↓

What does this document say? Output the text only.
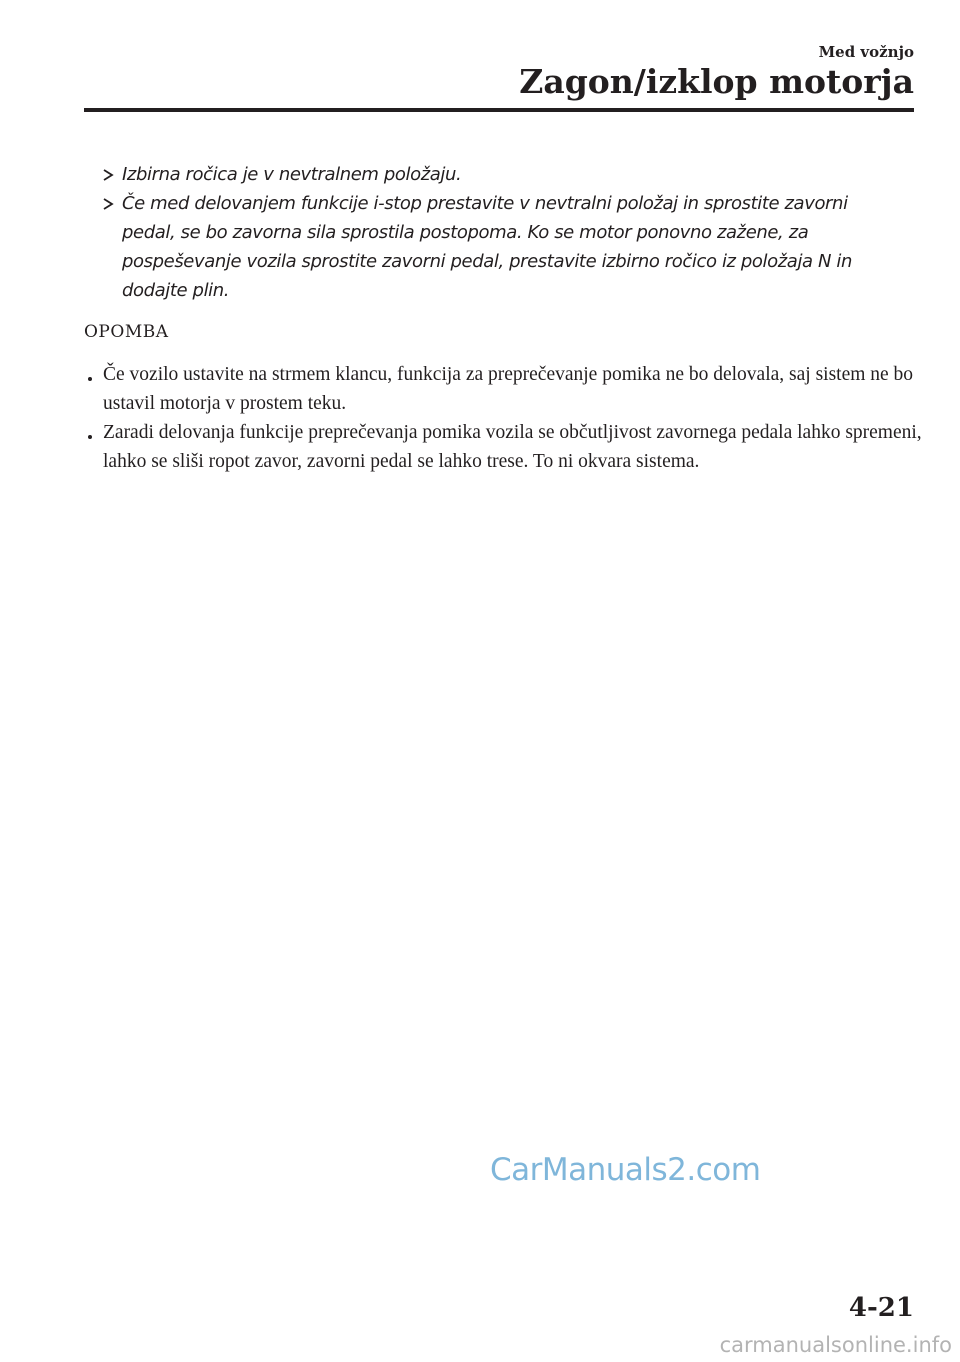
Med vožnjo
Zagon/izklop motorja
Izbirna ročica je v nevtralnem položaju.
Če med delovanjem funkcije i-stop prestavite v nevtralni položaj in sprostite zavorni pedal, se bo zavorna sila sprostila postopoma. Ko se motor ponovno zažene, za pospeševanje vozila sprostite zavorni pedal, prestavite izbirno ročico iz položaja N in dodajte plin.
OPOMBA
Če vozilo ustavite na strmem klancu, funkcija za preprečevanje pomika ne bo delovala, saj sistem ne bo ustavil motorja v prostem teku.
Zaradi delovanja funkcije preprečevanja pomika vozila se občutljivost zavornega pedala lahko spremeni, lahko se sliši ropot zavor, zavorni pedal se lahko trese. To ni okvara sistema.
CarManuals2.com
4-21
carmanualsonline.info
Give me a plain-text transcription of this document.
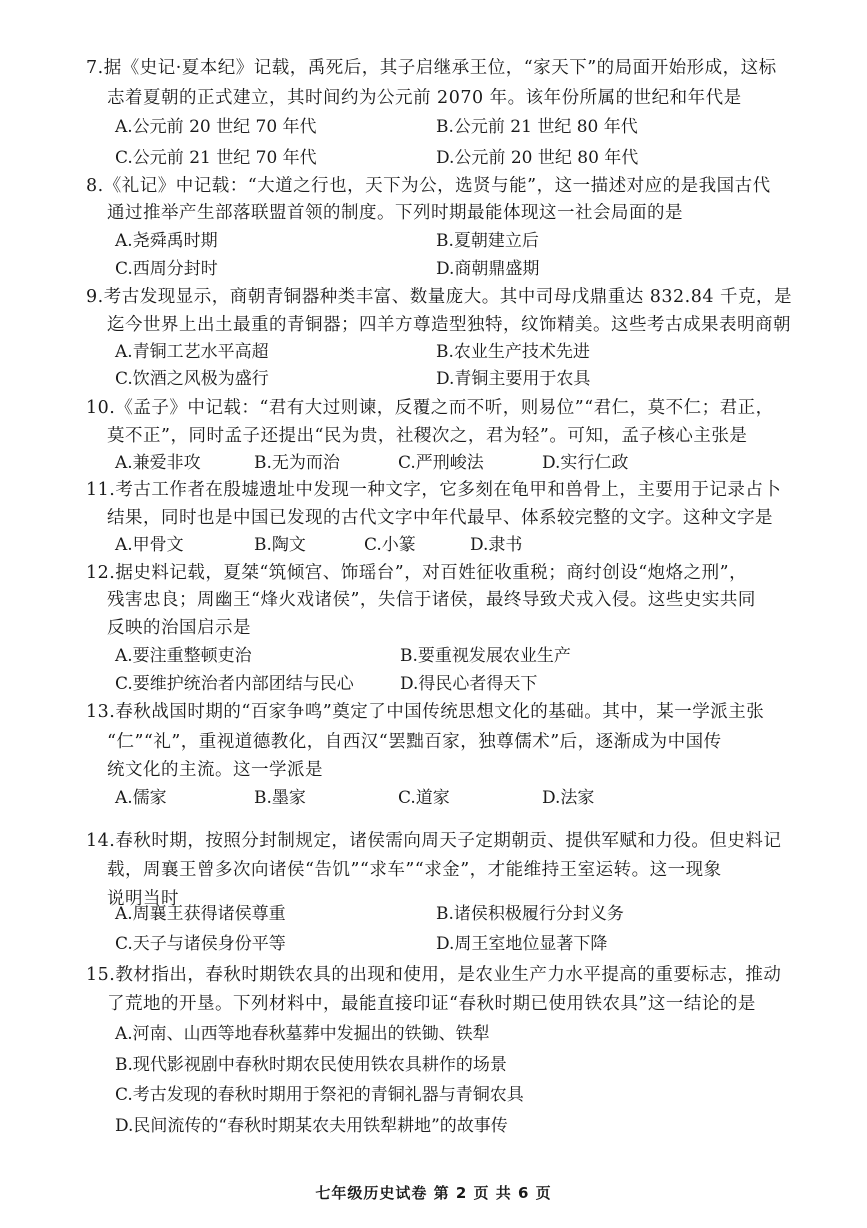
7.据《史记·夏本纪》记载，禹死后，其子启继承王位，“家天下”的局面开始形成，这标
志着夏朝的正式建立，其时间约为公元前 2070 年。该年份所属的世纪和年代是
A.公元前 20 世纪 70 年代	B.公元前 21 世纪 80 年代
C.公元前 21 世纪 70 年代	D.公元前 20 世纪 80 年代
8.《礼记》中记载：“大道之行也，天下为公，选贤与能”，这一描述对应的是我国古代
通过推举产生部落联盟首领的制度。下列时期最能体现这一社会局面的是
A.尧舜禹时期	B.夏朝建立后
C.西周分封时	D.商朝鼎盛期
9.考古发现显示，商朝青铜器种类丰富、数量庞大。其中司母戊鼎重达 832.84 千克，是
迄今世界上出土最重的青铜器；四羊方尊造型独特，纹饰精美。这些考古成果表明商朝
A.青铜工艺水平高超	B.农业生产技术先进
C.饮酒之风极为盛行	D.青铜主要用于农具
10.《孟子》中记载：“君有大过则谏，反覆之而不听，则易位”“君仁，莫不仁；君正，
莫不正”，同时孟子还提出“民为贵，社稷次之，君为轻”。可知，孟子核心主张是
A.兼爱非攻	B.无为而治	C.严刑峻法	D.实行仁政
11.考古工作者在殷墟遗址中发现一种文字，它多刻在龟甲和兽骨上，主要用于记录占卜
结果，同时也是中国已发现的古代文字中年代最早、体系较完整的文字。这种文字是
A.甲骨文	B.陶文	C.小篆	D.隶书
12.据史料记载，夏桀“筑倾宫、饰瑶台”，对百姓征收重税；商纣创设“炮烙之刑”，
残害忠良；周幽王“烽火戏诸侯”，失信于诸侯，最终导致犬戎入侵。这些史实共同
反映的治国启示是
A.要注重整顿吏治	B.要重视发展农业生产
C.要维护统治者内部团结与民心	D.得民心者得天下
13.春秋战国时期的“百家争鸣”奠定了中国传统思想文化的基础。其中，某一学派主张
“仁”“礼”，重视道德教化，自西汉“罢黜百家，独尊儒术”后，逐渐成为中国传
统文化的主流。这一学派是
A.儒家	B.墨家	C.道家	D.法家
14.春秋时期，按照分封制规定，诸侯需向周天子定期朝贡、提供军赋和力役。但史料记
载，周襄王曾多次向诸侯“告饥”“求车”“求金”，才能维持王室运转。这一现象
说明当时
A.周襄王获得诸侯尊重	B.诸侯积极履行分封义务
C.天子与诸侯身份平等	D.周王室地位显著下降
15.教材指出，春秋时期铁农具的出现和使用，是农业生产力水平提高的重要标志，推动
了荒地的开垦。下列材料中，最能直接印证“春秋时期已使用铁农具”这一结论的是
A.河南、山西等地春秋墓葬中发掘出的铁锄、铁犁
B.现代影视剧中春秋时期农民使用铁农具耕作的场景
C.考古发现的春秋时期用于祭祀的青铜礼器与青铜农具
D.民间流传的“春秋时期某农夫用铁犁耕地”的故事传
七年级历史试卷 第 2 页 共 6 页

↑
↓

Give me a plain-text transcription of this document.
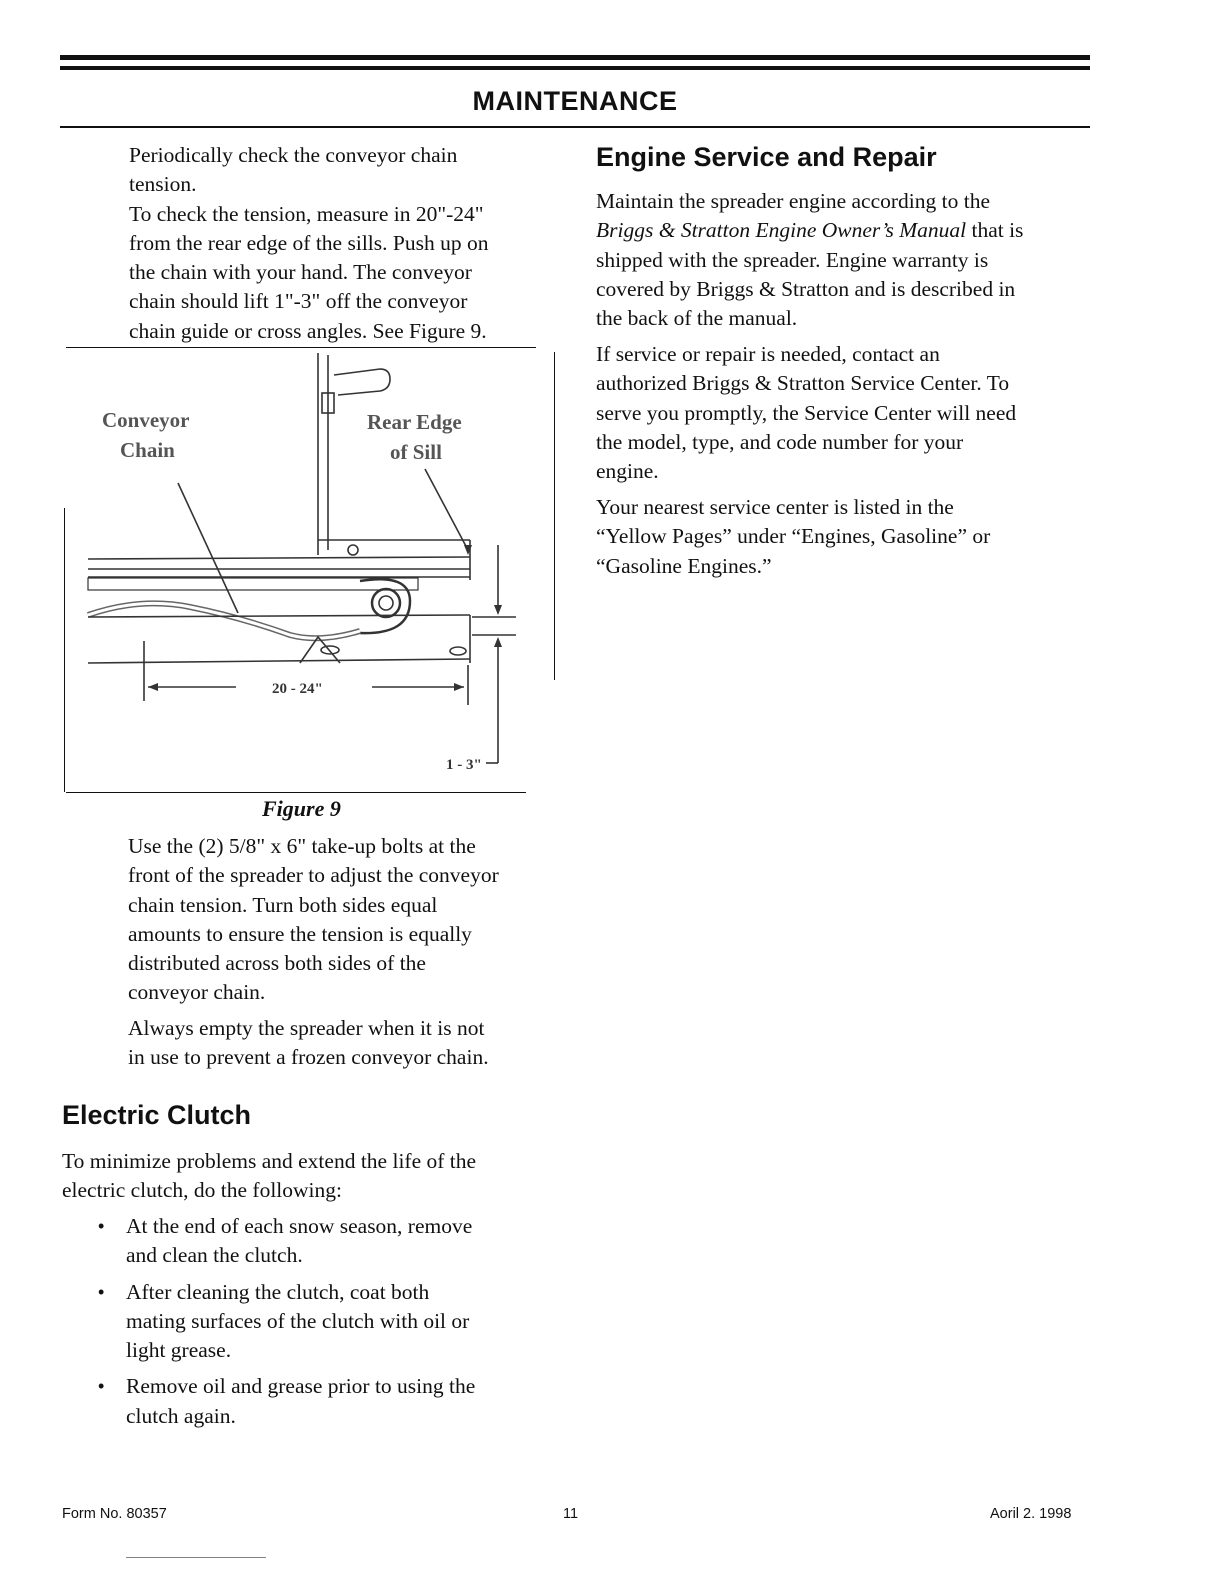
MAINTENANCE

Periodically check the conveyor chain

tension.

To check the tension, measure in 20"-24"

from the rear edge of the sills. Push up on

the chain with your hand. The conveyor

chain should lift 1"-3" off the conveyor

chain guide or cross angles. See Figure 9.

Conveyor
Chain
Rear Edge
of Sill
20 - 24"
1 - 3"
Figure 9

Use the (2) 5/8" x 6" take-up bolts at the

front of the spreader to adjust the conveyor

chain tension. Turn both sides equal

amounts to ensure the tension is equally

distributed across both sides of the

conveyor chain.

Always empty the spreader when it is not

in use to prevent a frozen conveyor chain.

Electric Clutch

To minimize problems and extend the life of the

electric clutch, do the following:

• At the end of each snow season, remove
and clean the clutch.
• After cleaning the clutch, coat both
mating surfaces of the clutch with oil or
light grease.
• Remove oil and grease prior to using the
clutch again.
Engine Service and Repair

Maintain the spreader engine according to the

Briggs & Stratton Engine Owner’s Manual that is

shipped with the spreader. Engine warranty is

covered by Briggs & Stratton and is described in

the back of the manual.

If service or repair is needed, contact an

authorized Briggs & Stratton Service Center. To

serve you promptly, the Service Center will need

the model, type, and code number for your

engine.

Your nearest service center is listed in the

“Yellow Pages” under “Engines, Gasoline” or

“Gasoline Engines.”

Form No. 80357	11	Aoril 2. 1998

↑

- _Short problem_
Go through the entries and return each line where the word "funkcije" appears.

- _Output_
Če med delovanjem funkcije i-stop prestavite v nevtralni položaj in sprostite zavorni pedal, se bo zavorna sila sprostila postopoma. Ko se motor ponovno zažene, za pospeševanje vozila sprostite zavorni pedal, prestavite izbirno ročico iz položaja N in dodajte plin.
Zaradi delovanja funkcije preprečevanja pomika vozila se občutljivost zavornega pedala lahko spremeni, lahko se sliši ropot zavor, zavorni pedal se lahko trese. To ni okvara sistema.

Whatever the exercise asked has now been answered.